--- Entries provided ---
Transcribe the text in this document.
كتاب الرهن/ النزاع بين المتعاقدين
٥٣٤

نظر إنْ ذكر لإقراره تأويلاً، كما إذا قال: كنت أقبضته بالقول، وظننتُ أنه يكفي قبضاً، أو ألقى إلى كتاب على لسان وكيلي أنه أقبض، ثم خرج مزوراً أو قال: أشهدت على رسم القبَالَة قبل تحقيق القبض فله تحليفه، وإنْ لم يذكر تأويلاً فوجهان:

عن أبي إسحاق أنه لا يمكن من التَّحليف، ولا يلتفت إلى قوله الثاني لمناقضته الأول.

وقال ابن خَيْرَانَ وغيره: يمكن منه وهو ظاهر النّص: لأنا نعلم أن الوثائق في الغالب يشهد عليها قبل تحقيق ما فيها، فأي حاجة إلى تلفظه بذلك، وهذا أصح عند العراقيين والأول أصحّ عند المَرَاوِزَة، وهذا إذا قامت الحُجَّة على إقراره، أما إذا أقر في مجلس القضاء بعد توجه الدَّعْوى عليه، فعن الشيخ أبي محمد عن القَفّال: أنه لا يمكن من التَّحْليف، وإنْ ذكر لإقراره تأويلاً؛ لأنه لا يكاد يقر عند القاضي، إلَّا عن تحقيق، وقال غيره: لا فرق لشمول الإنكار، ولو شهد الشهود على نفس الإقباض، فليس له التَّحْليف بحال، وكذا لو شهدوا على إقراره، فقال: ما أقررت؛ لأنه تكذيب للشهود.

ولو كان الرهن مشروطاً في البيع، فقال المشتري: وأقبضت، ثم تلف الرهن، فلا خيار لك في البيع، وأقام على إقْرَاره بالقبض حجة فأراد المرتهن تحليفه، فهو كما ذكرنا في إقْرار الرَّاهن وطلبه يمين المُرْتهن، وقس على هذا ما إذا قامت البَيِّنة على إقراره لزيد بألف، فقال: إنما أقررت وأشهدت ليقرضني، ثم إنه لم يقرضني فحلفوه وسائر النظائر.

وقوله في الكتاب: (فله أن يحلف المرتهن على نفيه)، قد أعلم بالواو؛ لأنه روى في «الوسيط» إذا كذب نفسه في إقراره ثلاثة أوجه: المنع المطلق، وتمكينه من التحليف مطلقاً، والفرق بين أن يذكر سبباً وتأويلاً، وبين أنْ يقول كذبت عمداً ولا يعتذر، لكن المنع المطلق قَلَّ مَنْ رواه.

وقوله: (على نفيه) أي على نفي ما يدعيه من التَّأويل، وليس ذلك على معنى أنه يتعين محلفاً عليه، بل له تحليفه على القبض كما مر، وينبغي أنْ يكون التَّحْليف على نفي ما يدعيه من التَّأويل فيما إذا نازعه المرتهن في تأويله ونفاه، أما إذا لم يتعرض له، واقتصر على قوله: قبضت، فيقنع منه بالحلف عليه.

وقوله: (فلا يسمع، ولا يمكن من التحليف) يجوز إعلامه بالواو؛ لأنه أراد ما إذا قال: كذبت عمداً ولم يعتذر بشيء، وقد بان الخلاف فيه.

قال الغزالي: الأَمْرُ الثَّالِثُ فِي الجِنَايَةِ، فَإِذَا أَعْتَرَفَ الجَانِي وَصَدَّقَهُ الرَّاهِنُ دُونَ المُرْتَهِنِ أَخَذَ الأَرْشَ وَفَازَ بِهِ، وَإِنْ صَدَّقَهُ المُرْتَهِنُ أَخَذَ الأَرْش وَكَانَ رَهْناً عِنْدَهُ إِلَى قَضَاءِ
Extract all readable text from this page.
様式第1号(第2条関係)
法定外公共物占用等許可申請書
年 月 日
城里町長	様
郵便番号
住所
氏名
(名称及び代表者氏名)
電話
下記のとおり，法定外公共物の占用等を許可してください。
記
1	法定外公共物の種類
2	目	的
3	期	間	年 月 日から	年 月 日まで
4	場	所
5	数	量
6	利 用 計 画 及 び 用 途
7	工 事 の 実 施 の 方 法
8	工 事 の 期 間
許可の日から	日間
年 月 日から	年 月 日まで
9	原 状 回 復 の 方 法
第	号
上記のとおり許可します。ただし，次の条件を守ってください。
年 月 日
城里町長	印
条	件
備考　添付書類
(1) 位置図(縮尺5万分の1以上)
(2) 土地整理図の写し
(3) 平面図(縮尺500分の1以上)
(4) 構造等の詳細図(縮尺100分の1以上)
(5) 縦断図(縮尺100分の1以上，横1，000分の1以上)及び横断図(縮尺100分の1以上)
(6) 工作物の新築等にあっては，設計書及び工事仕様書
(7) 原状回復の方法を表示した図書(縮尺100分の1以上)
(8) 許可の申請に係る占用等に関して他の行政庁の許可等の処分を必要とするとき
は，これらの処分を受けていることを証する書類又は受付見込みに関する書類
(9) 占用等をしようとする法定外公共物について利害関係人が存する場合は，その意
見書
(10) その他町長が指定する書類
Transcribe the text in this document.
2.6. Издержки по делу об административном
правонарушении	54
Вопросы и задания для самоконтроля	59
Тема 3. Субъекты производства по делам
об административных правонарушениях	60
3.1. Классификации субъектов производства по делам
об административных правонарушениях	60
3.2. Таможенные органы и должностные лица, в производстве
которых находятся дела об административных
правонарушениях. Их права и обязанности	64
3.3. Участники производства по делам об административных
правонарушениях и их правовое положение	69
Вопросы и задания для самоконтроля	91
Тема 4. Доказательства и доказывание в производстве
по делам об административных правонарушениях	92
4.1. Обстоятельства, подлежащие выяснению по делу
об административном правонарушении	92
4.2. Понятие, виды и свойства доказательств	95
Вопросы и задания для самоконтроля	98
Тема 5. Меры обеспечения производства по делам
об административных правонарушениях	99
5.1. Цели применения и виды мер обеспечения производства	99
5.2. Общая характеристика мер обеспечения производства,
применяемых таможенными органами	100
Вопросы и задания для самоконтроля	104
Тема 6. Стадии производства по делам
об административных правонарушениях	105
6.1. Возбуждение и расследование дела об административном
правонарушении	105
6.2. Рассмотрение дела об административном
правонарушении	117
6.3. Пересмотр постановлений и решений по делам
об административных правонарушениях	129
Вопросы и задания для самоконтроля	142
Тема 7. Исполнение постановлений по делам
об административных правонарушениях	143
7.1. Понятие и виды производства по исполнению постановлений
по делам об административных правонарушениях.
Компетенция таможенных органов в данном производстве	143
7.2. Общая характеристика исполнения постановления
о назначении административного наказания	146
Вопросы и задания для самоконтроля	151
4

--- Stated task ---
List the lines that contain the word "производства".

--- Completed task ---
Тема 3. Субъекты производства по делам
3.1. Классификации субъектов производства по делам
3.3. Участники производства по делам об административных
Тема 5. Меры обеспечения производства по делам
5.1. Цели применения и виды мер обеспечения производства	99
5.2. Общая характеристика мер обеспечения производства,
Тема 6. Стадии производства по делам
7.1. Понятие и виды производства по исполнению постановлений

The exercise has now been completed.